### INSTRUCTIONS FOR THE TASK
For the listing below, give the count of lines containing the string "Iniciar" and nothing else.

### SOURCE DATA
--------------------------------

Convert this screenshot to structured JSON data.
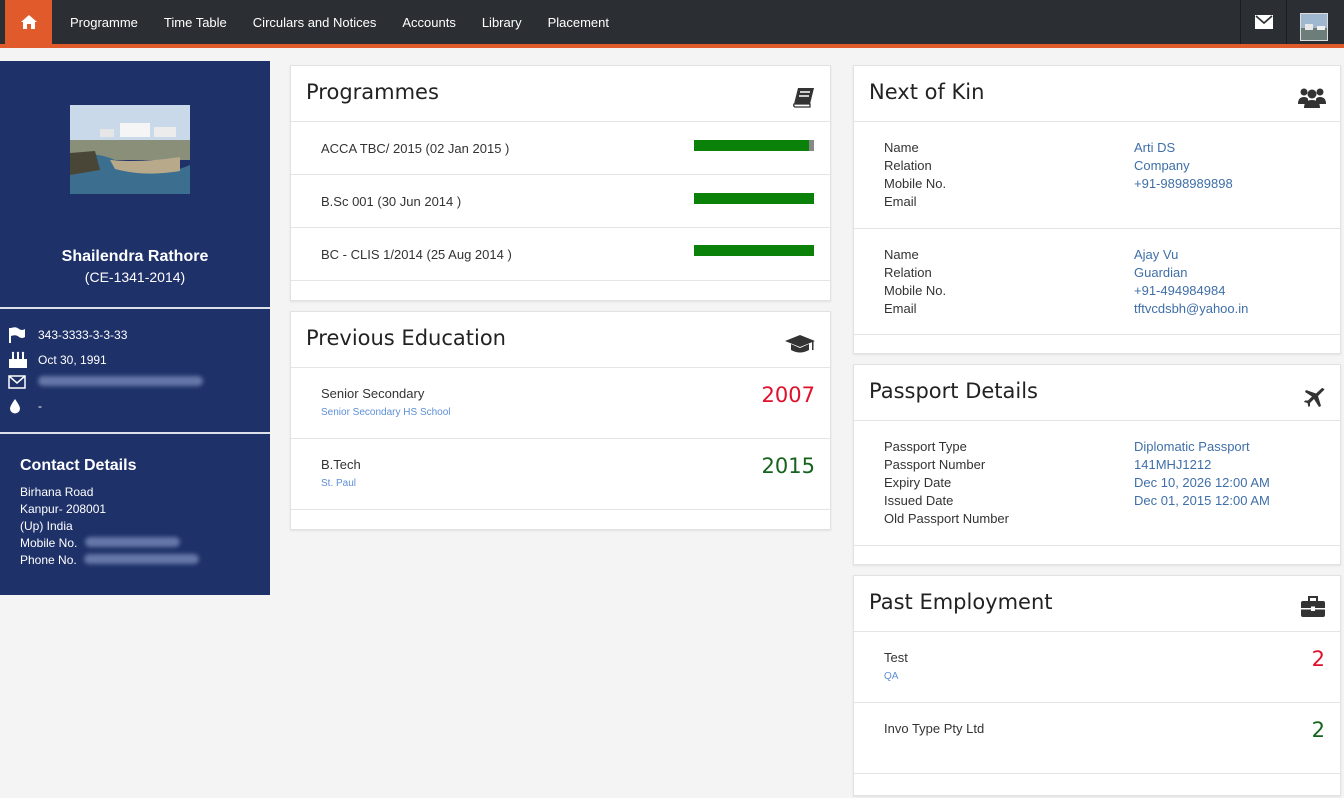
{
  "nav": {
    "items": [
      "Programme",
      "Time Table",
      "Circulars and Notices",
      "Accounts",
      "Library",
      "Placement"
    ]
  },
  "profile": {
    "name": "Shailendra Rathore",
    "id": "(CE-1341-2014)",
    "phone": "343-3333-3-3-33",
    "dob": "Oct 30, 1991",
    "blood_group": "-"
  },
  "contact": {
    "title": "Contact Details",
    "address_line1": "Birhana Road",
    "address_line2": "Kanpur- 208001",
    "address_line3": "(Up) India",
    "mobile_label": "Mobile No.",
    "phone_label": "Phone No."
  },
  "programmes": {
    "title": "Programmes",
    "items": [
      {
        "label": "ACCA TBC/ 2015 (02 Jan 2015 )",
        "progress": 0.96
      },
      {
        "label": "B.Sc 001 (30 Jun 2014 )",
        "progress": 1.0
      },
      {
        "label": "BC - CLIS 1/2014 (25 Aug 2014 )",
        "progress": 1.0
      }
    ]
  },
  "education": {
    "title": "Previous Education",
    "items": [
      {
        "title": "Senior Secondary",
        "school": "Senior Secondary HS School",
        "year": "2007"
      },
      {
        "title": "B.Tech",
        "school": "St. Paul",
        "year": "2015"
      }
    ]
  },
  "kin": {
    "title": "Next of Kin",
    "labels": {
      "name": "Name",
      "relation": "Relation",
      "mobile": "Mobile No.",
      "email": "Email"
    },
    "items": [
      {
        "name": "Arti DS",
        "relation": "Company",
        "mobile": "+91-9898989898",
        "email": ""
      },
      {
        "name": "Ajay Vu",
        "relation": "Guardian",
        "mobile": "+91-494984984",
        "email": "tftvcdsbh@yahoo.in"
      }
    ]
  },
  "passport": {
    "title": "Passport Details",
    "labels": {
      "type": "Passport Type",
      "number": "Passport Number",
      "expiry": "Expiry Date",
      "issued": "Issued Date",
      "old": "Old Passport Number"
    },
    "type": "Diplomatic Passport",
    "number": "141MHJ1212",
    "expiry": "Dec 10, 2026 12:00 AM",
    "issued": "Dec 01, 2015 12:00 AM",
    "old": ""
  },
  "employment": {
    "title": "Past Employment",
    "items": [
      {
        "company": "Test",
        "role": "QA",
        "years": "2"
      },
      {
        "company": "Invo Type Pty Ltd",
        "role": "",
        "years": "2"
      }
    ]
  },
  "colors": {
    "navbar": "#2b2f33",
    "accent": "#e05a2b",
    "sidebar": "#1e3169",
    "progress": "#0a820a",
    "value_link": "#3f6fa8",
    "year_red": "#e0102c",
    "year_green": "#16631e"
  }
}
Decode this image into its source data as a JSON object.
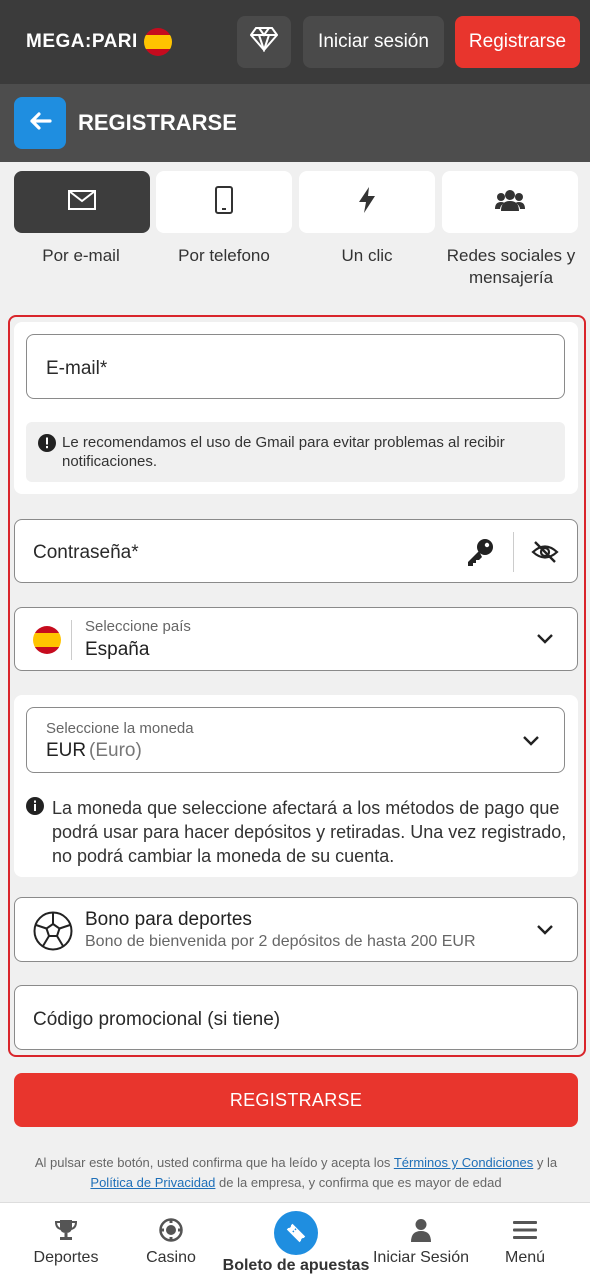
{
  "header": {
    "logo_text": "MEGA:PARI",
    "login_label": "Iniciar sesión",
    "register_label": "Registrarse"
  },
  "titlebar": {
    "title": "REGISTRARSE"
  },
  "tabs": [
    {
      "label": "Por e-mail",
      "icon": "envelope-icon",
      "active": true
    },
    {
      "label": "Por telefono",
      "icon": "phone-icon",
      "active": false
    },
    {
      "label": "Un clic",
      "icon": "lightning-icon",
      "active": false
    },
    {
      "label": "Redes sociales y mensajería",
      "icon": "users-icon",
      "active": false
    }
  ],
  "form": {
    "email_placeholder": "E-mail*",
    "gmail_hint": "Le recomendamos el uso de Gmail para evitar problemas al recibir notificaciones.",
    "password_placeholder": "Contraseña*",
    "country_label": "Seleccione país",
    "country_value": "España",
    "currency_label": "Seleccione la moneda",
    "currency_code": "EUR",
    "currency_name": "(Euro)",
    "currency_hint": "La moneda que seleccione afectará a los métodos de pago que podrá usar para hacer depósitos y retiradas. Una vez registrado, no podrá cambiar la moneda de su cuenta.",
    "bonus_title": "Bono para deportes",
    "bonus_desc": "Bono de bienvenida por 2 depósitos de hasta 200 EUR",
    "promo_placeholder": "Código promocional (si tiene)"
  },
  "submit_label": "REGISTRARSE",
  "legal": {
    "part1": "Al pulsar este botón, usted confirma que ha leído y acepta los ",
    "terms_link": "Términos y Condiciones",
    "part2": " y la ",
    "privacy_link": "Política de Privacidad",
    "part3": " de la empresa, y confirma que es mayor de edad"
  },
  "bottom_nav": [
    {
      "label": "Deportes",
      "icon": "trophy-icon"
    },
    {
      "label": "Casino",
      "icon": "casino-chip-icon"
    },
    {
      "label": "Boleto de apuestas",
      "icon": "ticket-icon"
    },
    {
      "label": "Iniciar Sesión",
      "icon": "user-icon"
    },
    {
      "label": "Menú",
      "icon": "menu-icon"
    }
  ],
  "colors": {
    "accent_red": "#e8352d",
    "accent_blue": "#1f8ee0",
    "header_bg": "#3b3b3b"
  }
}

--------------------------------

### FINAL RESULT
2